WORK TO DO: Report, word for word, every line of the material that contains "velocity".

[Entries taken from a collection]

******

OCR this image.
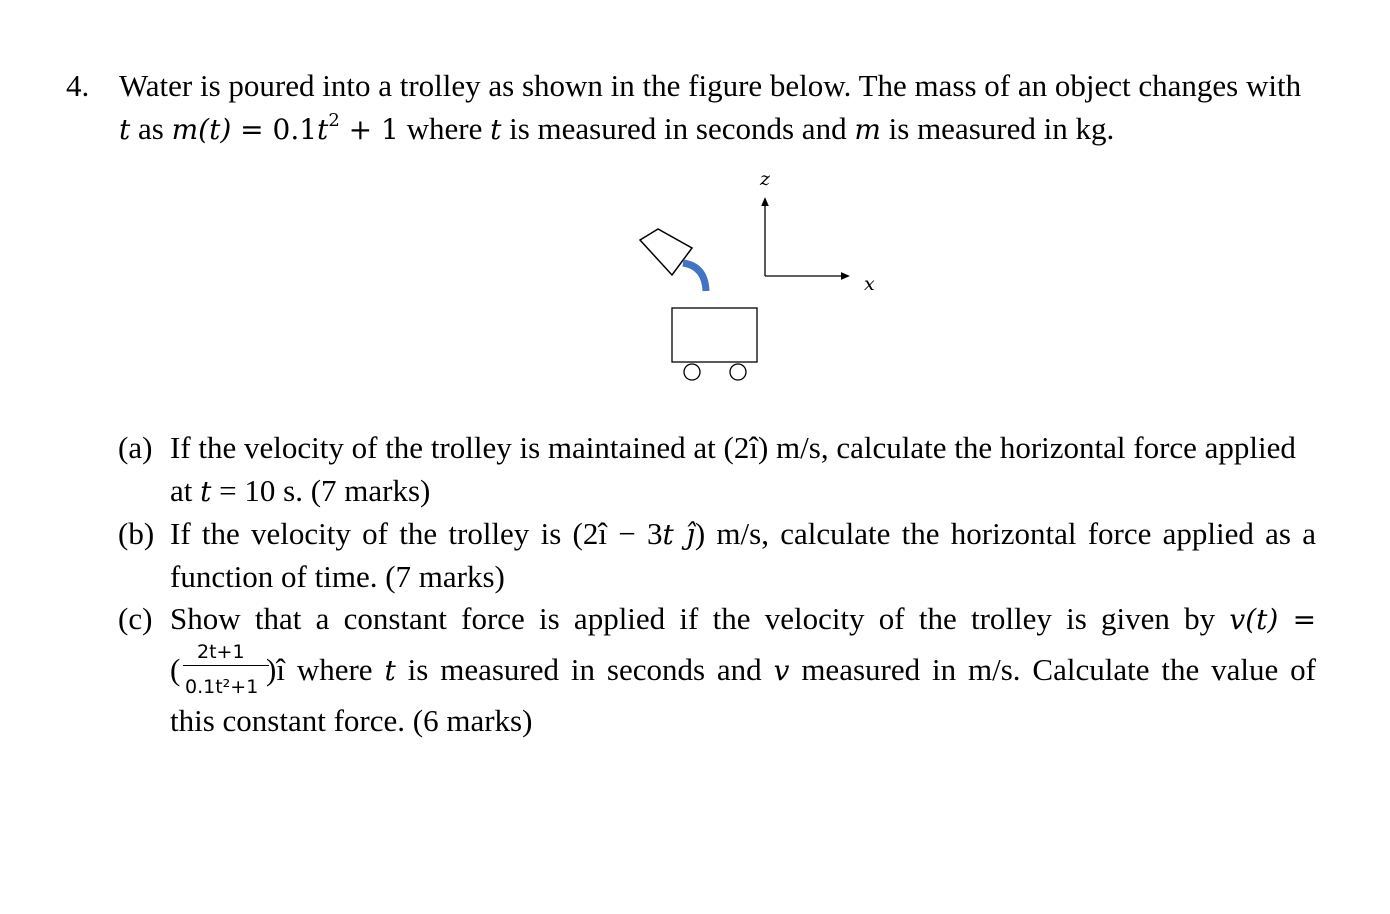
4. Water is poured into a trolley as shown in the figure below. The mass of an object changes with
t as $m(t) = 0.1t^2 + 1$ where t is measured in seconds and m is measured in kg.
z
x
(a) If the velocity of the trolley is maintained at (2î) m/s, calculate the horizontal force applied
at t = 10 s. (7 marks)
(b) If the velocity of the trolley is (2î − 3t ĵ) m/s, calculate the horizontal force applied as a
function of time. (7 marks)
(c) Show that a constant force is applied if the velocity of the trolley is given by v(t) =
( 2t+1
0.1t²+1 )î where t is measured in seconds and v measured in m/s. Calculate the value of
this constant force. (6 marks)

******

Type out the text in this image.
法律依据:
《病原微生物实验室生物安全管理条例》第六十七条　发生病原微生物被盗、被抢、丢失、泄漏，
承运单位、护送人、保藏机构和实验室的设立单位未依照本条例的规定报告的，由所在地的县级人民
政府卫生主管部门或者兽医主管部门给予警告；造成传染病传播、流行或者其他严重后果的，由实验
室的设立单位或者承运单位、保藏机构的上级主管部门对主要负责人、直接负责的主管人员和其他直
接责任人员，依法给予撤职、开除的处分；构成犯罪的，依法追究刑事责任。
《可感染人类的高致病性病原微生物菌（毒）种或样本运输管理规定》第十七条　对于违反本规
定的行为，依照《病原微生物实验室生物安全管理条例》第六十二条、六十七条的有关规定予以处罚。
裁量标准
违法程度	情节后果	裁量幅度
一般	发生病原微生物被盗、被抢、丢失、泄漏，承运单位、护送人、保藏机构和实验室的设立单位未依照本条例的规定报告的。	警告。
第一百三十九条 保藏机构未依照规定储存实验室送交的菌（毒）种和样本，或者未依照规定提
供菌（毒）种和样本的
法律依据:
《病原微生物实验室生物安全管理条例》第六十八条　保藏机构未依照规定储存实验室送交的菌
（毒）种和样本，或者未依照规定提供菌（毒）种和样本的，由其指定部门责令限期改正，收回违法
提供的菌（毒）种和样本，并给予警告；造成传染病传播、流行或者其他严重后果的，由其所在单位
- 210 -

******

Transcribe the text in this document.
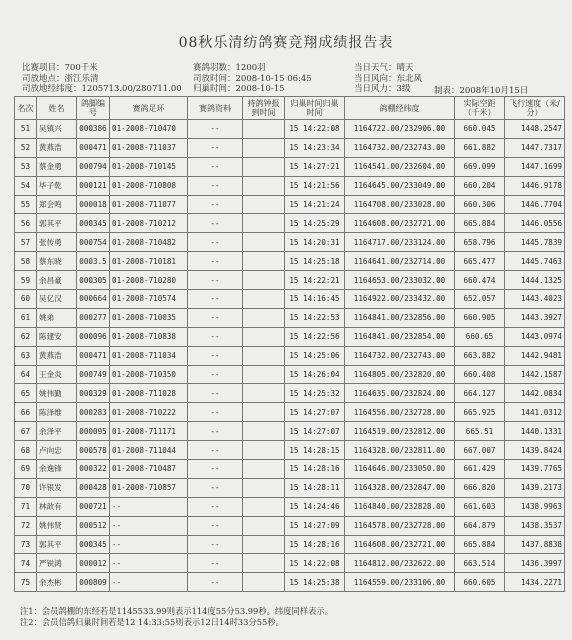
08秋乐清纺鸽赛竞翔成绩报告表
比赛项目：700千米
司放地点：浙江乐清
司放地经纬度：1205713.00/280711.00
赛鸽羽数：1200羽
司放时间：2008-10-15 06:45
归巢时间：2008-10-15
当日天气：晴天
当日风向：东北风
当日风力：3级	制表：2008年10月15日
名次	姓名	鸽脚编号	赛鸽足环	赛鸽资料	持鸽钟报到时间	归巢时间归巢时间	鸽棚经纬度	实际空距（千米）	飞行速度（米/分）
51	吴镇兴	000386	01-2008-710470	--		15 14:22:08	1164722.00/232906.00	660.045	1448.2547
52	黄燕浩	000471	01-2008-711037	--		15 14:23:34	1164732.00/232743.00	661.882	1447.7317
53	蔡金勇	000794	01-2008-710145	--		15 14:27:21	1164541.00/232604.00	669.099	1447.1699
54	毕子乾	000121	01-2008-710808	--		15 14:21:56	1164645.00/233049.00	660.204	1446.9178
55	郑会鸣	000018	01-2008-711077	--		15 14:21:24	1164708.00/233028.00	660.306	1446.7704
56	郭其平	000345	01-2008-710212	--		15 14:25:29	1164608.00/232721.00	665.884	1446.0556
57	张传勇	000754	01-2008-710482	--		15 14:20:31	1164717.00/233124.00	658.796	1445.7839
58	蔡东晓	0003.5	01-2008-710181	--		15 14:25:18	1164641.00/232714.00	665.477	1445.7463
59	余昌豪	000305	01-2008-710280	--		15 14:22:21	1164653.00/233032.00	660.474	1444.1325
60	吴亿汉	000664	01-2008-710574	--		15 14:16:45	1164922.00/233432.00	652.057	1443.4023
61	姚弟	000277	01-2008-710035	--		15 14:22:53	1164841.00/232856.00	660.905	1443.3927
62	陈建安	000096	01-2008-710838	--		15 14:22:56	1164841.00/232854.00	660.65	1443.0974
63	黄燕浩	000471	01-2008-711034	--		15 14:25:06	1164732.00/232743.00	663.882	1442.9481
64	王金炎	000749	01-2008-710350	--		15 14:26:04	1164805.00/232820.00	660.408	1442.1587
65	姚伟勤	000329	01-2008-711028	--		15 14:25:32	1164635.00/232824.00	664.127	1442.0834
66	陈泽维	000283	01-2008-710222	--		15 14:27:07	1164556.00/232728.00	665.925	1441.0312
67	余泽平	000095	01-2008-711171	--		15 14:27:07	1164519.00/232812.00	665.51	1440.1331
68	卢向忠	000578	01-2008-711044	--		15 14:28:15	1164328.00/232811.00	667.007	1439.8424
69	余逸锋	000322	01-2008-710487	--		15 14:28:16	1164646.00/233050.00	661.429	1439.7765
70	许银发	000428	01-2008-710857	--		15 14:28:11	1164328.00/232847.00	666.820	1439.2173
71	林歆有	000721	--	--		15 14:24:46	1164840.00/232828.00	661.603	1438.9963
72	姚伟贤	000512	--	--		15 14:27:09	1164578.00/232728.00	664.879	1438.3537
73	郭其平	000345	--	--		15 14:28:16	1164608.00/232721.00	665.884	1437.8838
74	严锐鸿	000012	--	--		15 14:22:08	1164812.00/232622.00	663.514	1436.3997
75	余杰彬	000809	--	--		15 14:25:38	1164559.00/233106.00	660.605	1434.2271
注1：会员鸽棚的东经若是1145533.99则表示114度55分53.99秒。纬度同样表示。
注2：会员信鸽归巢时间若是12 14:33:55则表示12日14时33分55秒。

******

SOLUTION FOR THIS PROBLEM:
(a) If the velocity of the trolley is maintained at (2î) m/s, calculate the horizontal force applied
(b) If the velocity of the trolley is (2î − 3t ĵ) m/s, calculate the horizontal force applied as a
(c) Show that a constant force is applied if the velocity of the trolley is given by v(t) =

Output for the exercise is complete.